Extracted records
=======

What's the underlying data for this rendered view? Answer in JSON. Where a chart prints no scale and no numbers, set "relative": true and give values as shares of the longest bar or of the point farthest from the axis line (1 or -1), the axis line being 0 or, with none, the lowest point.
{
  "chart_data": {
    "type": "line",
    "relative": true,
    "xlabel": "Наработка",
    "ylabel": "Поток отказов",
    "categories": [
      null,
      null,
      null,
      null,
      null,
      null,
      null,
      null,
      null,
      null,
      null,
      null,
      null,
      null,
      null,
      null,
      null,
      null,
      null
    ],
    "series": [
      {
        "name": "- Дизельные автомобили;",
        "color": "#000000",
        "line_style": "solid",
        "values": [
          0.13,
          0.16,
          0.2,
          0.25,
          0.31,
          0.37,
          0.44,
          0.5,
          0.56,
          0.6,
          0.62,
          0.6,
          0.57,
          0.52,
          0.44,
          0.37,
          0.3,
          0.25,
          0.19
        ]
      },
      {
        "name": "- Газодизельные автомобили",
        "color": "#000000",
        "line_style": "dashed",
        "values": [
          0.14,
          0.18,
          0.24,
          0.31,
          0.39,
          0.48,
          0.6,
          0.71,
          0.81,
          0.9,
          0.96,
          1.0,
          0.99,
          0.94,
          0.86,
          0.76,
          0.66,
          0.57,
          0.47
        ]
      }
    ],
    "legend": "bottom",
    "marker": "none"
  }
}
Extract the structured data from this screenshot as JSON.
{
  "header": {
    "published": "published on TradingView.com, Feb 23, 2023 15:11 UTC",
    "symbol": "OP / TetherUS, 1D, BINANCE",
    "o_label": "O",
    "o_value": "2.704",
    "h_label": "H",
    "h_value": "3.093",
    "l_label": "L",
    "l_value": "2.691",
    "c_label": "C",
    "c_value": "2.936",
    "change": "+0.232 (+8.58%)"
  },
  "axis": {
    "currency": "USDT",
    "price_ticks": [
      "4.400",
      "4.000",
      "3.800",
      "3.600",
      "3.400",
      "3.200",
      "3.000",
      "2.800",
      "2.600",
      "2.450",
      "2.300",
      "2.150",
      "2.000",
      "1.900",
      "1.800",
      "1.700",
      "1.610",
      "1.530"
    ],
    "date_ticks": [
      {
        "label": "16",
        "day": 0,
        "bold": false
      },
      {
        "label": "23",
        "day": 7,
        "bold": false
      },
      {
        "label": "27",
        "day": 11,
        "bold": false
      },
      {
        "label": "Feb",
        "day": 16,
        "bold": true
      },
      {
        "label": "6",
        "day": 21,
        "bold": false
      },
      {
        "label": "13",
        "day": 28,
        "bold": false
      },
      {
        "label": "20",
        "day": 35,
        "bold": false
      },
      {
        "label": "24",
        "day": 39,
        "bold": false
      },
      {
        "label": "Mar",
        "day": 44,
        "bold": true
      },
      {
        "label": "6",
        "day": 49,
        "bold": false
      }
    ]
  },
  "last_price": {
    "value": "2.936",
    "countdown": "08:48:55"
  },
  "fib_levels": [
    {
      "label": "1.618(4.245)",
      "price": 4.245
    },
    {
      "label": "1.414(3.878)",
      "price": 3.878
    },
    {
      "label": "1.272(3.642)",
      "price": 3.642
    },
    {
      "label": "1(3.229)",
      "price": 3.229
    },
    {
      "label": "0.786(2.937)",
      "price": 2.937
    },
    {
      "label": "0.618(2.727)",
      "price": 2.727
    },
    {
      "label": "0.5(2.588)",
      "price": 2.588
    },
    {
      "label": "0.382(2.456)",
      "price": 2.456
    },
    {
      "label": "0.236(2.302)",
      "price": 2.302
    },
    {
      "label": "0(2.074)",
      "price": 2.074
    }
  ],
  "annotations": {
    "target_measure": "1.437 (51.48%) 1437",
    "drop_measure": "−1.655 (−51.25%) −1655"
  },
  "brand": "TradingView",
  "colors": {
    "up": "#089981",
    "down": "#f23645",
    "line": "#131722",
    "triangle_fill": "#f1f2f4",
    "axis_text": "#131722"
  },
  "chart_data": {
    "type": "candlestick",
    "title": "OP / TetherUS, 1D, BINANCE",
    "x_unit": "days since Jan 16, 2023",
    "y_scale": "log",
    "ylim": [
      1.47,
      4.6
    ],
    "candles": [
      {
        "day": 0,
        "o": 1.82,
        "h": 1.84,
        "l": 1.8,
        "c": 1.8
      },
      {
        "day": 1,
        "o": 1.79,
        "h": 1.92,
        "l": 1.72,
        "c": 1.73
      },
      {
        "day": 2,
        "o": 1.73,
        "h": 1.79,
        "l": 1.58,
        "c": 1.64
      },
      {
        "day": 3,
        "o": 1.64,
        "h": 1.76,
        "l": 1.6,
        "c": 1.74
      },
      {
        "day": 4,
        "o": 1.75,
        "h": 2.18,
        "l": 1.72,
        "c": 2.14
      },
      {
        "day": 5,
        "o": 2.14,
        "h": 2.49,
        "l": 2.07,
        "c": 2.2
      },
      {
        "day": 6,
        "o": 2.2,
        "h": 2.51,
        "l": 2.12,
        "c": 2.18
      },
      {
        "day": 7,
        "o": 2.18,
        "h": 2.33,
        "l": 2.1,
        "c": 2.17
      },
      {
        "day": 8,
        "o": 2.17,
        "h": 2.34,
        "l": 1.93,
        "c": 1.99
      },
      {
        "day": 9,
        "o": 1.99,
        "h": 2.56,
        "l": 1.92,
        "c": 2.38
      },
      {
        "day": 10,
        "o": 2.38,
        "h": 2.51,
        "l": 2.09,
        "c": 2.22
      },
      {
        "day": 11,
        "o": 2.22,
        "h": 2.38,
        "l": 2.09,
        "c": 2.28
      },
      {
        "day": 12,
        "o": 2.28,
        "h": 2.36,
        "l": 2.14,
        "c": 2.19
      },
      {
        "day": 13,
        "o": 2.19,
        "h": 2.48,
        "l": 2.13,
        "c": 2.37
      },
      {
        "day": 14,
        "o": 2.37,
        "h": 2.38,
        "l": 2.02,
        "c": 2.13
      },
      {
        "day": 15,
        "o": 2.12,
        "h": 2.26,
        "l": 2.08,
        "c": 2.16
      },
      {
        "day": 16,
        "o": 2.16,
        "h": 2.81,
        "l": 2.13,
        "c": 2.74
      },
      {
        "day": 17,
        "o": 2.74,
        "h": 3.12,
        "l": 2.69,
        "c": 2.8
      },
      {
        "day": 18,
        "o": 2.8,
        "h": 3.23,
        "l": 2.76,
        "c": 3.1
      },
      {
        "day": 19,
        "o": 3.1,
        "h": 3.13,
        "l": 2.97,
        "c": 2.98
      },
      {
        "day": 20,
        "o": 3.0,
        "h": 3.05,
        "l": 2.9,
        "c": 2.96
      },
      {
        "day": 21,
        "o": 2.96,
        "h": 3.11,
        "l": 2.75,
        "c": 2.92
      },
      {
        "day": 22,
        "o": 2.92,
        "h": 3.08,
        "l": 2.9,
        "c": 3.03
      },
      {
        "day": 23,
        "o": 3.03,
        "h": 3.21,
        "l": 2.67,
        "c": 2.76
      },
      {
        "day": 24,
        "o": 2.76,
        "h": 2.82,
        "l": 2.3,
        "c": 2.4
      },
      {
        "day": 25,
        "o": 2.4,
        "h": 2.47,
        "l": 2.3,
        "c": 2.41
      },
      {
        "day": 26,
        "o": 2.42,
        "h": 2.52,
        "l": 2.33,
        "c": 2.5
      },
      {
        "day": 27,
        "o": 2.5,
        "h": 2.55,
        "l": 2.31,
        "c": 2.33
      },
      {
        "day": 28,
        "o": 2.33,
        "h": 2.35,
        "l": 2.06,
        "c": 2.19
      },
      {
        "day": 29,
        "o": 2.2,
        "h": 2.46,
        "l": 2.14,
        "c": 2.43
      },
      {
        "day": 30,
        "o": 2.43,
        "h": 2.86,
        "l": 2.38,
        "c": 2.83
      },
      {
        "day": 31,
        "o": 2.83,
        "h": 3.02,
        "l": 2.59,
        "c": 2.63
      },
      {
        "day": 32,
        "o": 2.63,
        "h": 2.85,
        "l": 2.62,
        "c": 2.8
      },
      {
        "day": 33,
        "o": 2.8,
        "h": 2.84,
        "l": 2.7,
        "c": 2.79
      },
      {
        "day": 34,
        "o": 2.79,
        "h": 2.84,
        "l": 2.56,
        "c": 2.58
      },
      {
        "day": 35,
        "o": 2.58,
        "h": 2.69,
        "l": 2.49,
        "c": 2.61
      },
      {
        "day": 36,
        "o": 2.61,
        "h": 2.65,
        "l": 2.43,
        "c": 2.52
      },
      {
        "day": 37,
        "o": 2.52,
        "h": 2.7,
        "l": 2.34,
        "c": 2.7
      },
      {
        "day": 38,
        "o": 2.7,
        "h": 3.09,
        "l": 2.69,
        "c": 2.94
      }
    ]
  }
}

=======

What you will do
Select all lines with the word "TradingView" from the entries above.

Solved problem
    "published": "published on TradingView.com, Feb 23, 2023 15:11 UTC",
  "brand": "TradingView",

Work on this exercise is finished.